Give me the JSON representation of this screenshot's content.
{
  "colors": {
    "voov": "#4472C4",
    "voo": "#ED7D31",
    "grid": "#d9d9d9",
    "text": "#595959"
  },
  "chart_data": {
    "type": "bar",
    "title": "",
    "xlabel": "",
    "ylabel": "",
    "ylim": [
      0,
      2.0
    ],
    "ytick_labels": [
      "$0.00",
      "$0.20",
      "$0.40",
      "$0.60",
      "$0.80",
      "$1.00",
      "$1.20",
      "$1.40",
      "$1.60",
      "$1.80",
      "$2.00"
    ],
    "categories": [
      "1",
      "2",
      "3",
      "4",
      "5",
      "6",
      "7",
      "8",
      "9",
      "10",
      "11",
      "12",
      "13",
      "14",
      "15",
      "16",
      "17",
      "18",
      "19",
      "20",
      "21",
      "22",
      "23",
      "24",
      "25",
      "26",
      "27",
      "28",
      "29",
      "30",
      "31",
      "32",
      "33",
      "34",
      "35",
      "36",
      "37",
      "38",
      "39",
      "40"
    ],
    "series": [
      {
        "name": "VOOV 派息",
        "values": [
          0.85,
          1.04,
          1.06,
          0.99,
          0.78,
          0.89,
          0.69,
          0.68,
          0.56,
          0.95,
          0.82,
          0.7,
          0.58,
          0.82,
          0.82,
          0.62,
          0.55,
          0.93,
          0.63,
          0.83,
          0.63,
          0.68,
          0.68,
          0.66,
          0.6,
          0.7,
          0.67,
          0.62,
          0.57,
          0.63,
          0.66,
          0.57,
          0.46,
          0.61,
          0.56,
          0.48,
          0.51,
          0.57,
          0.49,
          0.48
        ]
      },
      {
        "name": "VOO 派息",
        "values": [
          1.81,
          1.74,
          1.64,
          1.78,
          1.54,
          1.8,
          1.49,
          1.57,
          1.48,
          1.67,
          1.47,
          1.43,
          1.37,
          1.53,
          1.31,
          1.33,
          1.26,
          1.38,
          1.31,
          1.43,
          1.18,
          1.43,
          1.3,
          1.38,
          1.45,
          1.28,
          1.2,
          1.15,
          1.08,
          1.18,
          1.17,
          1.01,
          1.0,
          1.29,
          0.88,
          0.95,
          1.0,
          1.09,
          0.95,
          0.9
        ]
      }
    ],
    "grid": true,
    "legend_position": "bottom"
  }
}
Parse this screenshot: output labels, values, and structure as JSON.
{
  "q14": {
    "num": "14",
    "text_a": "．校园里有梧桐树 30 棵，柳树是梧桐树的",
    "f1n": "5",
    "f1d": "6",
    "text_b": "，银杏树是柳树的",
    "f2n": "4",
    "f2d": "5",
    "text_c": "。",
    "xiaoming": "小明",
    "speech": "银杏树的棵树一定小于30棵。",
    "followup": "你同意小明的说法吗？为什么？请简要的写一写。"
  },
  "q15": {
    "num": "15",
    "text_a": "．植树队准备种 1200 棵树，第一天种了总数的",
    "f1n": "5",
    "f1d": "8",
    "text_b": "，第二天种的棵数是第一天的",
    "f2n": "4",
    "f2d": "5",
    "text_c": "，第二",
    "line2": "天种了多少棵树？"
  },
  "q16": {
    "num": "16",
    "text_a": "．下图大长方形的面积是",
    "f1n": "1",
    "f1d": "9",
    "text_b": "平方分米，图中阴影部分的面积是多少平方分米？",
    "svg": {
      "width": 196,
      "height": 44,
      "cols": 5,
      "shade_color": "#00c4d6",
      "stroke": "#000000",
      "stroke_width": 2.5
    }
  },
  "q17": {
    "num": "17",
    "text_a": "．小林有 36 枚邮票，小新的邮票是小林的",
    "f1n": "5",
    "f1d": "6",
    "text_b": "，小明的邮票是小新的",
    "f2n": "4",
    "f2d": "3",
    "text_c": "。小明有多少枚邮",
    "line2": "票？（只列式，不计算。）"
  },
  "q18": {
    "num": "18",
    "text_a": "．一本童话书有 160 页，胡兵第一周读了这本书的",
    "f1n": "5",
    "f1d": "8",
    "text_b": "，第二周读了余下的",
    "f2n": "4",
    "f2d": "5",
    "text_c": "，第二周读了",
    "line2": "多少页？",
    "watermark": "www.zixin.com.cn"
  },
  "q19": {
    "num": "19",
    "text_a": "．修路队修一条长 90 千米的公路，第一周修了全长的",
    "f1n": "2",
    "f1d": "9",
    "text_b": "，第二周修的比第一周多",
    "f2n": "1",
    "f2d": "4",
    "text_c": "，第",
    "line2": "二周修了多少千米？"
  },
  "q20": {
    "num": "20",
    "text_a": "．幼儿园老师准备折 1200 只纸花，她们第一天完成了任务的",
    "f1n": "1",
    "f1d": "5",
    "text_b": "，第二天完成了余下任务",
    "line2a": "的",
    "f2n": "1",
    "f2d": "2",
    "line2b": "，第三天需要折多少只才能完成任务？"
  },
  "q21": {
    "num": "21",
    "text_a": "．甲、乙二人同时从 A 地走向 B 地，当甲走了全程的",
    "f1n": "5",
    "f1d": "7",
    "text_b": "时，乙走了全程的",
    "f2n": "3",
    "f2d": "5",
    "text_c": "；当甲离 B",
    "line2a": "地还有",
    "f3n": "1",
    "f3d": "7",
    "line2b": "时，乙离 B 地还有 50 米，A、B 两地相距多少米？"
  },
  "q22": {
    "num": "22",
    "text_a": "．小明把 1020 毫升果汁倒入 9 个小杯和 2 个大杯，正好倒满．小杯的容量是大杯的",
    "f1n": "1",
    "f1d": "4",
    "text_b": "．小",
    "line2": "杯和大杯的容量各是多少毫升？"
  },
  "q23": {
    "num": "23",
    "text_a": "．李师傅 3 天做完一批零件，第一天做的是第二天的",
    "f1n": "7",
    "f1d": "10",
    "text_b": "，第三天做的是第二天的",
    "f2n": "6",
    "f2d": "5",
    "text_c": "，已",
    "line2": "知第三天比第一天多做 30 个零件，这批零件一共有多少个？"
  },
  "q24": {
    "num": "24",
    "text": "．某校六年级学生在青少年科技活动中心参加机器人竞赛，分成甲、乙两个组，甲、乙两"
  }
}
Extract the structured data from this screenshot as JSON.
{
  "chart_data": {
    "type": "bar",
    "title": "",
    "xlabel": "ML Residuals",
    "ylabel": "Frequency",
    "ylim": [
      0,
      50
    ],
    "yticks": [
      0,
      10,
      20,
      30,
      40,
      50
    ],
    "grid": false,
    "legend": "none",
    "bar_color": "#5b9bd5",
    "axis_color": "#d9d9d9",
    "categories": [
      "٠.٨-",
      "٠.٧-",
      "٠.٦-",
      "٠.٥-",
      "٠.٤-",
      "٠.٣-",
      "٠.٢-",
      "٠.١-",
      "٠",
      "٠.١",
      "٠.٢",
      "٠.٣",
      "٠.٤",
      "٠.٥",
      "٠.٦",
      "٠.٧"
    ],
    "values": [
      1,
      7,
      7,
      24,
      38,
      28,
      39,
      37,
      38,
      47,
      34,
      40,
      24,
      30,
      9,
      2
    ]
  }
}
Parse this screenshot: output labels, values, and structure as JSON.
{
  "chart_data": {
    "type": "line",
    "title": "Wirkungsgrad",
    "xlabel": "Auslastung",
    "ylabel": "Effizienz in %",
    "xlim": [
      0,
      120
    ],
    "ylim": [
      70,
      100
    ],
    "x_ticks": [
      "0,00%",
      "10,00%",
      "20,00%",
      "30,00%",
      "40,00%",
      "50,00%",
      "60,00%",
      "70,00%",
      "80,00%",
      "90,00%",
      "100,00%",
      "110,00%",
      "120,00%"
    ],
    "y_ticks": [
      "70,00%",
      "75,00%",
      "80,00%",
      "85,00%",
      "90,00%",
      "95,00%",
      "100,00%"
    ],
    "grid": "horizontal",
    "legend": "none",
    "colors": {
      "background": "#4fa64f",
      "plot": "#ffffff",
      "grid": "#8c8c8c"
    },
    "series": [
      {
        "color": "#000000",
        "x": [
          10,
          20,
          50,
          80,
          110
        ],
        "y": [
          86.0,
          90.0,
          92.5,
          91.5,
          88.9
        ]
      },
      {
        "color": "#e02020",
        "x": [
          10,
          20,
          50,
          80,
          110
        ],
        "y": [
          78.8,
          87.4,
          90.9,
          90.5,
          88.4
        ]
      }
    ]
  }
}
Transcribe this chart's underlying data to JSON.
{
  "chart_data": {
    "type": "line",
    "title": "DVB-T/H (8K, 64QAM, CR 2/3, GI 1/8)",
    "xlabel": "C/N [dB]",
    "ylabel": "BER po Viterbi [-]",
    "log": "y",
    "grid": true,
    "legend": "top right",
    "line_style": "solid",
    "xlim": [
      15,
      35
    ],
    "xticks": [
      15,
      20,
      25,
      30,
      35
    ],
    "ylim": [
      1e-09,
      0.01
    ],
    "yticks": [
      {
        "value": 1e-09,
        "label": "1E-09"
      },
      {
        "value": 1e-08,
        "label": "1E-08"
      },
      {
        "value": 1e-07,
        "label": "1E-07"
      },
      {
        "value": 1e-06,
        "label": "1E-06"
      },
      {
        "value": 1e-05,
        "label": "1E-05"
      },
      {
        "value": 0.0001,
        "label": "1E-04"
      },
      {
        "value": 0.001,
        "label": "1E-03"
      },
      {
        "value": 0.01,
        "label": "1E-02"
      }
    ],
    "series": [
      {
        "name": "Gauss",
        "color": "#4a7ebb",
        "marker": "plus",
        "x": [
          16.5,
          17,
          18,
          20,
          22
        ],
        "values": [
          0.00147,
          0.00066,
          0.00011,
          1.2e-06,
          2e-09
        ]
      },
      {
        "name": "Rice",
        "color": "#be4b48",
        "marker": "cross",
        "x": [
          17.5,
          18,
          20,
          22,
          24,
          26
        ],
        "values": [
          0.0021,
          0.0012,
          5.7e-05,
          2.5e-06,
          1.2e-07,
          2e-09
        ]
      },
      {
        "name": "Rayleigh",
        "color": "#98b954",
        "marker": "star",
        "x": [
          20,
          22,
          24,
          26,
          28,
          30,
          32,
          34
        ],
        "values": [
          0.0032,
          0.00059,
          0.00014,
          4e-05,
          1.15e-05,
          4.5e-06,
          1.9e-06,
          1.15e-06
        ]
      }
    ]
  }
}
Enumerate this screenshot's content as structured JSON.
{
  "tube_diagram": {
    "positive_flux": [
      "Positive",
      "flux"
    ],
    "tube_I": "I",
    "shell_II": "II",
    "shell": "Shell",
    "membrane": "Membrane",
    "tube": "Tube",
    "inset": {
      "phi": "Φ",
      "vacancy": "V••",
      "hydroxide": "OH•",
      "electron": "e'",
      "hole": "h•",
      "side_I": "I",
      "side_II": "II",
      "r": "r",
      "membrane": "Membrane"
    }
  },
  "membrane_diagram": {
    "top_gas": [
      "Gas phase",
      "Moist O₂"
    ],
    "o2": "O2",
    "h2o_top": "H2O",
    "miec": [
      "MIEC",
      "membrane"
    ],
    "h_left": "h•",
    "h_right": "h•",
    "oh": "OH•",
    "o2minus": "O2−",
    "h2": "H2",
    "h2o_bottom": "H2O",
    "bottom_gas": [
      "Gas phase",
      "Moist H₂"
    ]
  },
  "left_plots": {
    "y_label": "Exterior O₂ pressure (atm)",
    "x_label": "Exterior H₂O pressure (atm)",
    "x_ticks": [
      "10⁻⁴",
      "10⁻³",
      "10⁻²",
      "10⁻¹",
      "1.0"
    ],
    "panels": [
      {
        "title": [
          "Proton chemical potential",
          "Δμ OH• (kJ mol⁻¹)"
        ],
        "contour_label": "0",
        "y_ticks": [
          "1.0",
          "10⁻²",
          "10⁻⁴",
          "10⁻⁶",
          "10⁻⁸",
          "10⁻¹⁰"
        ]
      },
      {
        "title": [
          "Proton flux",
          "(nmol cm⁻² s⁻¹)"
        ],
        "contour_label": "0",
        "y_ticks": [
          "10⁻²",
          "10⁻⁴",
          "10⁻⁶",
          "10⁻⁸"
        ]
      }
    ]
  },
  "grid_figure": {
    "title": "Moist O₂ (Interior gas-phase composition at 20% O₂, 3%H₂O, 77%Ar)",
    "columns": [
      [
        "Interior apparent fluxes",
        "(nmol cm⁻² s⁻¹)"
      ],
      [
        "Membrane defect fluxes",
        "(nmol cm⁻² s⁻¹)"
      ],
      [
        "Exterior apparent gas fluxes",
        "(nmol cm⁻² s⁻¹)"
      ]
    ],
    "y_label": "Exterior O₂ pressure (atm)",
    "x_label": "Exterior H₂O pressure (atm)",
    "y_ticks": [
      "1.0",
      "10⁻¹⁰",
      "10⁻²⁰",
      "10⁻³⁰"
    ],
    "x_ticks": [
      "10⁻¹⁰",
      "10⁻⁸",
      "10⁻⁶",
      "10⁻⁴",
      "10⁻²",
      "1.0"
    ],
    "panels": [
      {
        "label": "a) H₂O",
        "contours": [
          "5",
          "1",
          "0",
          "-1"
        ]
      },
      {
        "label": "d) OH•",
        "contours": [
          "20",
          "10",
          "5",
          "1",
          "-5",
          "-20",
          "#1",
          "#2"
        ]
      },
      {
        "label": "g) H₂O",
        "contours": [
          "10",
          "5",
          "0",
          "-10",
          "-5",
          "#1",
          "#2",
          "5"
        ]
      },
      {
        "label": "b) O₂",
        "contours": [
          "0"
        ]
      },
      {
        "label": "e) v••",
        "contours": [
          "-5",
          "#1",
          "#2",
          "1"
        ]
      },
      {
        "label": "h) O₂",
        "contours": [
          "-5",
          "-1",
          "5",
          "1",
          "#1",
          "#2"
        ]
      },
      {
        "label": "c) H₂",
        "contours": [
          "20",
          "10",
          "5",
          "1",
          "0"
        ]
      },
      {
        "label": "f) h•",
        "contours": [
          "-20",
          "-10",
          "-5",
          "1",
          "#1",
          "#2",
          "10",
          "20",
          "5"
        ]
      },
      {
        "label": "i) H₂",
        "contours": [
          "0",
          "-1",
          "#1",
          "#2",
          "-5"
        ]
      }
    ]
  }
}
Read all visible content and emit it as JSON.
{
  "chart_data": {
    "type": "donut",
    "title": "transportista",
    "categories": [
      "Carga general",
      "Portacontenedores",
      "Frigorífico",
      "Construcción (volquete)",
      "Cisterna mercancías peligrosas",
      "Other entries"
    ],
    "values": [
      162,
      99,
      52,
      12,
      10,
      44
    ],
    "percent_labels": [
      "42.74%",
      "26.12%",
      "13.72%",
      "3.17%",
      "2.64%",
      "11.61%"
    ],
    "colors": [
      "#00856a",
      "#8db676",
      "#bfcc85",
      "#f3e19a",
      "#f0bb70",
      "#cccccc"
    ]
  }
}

==================================================

**Written task:** Exactly repeat the lines from the line that contains "Read all visible content and emit it as JSON." to the end of the entries, both included, and leave out all other lines.

**Solution:**
Read all visible content and emit it as JSON.
{
  "chart_data": {
    "type": "donut",
    "title": "transportista",
    "categories": [
      "Carga general",
      "Portacontenedores",
      "Frigorífico",
      "Construcción (volquete)",
      "Cisterna mercancías peligrosas",
      "Other entries"
    ],
    "values": [
      162,
      99,
      52,
      12,
      10,
      44
    ],
    "percent_labels": [
      "42.74%",
      "26.12%",
      "13.72%",
      "3.17%",
      "2.64%",
      "11.61%"
    ],
    "colors": [
      "#00856a",
      "#8db676",
      "#bfcc85",
      "#f3e19a",
      "#f0bb70",
      "#cccccc"
    ]
  }
}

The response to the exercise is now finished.